Aim of the exercise: Each line that contains the word "свобода" counts once; give the total for the records below and nothing else.

= = = =

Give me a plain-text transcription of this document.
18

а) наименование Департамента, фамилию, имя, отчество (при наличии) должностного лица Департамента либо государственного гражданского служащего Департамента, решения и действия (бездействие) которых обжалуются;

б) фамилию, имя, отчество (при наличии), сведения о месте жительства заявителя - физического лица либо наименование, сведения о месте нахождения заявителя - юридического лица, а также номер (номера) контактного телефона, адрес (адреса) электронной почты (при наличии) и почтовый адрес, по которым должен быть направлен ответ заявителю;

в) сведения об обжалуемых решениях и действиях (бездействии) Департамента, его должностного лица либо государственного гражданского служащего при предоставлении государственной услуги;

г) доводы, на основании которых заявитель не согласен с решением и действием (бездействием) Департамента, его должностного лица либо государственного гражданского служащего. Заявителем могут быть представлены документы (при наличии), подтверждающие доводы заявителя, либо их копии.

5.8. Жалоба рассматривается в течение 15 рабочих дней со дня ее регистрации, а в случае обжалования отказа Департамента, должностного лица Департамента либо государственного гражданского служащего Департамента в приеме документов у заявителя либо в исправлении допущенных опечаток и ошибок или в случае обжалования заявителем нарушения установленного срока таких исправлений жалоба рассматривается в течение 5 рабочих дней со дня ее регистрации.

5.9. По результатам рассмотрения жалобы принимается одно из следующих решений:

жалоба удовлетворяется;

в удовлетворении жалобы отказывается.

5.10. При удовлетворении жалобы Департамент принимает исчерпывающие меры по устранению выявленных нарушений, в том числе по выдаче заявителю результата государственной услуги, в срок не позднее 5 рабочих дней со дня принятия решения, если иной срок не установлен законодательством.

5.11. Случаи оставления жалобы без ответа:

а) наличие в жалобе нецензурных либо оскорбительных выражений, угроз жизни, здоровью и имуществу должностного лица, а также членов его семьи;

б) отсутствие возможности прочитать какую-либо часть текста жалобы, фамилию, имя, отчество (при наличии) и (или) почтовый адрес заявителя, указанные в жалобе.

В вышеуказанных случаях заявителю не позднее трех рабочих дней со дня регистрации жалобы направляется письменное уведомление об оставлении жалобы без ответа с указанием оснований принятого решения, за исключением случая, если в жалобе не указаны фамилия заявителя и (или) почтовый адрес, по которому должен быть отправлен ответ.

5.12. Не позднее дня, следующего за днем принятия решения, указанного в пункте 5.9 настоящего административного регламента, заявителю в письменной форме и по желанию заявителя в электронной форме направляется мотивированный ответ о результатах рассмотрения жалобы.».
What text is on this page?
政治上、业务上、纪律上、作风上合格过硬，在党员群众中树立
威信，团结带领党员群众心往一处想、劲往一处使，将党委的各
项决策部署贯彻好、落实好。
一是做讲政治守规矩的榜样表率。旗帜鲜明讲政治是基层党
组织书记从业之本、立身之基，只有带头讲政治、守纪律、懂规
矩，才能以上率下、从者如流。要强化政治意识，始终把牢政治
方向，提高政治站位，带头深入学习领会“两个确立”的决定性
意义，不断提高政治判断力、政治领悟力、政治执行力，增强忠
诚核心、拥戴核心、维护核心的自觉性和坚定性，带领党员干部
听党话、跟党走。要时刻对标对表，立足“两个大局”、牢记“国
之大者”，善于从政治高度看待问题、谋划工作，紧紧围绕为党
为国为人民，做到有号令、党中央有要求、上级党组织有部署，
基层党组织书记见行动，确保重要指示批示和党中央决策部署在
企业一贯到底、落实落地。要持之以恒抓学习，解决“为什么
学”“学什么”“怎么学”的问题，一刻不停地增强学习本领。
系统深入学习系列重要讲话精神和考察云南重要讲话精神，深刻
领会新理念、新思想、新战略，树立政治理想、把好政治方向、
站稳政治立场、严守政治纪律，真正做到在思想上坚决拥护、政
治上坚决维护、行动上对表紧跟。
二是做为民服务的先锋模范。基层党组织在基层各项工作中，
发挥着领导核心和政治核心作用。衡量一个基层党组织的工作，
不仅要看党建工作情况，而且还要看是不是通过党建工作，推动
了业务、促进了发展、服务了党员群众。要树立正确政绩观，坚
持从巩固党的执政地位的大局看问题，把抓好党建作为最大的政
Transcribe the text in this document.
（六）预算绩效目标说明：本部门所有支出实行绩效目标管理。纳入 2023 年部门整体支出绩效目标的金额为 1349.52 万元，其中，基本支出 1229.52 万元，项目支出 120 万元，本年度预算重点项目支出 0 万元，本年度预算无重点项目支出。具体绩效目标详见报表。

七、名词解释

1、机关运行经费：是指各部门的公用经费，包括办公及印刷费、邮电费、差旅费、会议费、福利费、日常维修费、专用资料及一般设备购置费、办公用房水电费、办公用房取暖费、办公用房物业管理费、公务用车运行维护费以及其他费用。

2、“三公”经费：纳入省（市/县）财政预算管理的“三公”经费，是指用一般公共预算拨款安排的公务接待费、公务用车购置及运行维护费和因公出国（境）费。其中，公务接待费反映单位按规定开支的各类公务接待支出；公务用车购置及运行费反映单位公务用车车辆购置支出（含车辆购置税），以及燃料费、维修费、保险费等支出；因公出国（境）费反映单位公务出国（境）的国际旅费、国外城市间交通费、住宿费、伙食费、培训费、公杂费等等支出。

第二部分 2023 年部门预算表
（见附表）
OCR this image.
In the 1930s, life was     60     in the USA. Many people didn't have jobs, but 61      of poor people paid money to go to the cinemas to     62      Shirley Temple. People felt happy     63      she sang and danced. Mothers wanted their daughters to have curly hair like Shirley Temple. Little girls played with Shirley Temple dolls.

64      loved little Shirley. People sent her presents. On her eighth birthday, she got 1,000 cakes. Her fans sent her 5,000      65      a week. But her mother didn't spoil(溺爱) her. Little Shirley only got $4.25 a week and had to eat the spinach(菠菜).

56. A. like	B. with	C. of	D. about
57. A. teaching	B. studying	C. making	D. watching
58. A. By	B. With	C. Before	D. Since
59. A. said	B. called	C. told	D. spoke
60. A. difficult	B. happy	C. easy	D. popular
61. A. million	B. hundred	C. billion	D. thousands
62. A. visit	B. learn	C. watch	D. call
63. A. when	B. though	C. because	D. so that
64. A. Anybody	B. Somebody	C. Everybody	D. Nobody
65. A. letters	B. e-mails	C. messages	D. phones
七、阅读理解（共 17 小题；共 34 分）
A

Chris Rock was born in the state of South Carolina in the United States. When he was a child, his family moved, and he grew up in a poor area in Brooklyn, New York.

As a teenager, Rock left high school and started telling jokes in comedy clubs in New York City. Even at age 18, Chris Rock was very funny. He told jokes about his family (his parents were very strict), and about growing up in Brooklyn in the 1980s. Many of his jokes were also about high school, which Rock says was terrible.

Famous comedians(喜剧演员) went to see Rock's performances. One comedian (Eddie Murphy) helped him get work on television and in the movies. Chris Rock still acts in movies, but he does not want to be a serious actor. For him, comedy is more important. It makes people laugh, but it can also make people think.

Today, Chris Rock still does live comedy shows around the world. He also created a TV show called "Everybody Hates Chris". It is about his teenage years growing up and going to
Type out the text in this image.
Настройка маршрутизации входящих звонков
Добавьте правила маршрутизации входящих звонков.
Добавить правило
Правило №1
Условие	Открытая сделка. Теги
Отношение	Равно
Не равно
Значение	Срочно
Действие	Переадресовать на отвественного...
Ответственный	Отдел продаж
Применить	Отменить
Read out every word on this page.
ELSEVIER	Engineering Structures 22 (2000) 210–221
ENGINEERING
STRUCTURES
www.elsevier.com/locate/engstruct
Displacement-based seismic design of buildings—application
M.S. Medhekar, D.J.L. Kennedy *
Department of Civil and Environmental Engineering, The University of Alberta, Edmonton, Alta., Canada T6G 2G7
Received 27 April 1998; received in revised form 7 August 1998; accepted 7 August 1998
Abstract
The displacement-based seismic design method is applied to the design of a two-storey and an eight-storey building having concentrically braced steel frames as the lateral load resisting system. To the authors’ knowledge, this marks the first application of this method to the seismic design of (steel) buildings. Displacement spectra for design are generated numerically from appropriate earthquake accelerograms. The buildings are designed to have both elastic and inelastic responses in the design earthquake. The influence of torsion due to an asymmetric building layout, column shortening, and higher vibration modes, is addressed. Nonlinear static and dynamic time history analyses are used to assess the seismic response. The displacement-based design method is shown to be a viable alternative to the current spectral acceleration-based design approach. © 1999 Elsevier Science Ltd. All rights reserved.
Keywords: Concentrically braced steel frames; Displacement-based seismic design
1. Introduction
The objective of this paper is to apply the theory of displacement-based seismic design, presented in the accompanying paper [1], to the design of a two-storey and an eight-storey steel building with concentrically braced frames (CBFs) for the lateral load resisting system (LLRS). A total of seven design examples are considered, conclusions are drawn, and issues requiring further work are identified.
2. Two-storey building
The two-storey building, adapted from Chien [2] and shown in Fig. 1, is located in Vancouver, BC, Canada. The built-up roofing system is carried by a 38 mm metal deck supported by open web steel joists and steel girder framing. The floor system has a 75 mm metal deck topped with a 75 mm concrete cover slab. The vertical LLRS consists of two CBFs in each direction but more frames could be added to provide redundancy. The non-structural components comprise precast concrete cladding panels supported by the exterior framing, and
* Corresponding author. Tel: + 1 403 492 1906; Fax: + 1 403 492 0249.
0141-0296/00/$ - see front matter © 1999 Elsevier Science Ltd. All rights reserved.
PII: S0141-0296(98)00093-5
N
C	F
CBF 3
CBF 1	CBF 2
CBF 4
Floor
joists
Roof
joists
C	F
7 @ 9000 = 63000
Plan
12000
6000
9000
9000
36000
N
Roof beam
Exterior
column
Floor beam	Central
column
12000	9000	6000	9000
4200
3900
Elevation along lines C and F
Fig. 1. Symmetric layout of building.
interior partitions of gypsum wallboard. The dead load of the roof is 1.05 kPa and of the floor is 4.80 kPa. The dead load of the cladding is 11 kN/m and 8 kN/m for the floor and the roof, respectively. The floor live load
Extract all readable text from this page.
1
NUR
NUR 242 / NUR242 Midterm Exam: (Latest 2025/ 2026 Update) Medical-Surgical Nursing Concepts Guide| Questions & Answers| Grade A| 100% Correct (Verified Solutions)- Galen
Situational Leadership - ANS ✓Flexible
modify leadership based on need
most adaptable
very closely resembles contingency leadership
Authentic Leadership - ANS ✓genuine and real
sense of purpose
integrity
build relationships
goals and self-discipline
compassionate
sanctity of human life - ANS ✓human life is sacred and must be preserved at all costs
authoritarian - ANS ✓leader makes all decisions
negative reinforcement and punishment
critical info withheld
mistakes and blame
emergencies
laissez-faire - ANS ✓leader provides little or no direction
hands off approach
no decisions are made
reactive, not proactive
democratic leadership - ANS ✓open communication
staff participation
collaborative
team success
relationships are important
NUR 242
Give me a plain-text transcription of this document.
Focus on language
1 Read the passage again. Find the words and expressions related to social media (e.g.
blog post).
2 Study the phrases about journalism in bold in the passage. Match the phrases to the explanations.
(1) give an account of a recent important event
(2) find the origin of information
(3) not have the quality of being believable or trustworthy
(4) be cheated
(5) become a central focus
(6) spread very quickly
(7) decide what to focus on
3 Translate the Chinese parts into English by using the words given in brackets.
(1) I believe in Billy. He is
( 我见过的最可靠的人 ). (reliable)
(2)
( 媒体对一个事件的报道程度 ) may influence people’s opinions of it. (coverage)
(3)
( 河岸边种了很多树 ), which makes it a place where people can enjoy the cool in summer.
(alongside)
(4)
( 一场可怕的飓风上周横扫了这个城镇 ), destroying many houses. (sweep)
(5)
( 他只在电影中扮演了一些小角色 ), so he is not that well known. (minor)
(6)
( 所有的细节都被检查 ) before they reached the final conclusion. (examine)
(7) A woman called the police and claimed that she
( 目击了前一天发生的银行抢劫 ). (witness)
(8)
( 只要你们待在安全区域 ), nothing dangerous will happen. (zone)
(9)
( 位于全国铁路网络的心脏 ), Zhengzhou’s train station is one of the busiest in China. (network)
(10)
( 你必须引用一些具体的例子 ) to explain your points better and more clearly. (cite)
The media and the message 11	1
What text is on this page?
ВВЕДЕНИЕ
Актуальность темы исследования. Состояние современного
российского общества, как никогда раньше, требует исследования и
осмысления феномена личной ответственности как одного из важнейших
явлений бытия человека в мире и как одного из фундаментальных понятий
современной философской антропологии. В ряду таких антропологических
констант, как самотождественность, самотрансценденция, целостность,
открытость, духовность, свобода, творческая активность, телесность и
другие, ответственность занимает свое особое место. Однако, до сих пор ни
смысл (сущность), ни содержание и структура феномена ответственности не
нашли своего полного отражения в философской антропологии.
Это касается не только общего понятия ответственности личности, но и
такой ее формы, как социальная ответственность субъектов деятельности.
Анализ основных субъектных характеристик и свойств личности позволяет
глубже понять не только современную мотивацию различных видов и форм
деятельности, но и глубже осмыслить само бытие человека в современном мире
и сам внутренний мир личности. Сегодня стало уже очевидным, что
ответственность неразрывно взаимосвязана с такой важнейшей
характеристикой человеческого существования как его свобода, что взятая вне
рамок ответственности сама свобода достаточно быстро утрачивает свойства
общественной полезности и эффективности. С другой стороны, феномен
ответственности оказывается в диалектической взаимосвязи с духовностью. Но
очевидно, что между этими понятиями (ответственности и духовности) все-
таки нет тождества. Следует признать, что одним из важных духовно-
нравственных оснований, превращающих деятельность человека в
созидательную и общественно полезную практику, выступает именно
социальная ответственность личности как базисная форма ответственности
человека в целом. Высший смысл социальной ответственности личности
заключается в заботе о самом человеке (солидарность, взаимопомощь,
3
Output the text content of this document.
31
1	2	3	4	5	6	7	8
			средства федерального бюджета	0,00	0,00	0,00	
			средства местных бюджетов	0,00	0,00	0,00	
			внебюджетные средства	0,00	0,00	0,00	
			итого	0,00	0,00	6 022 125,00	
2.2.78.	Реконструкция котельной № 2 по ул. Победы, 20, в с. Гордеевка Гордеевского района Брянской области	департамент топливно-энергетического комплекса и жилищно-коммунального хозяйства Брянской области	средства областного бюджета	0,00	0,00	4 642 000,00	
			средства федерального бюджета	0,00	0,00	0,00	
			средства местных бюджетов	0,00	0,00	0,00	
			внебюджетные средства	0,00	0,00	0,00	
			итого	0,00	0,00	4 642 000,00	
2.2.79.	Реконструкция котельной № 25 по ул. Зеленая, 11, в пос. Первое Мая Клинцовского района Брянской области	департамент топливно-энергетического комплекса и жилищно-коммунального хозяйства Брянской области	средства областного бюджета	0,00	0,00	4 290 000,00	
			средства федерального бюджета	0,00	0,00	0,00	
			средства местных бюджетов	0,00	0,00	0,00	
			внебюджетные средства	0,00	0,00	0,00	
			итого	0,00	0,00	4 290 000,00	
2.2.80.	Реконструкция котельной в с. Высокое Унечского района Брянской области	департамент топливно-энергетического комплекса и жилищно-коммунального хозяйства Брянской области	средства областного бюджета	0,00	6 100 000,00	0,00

= = = =

Result of the task: 3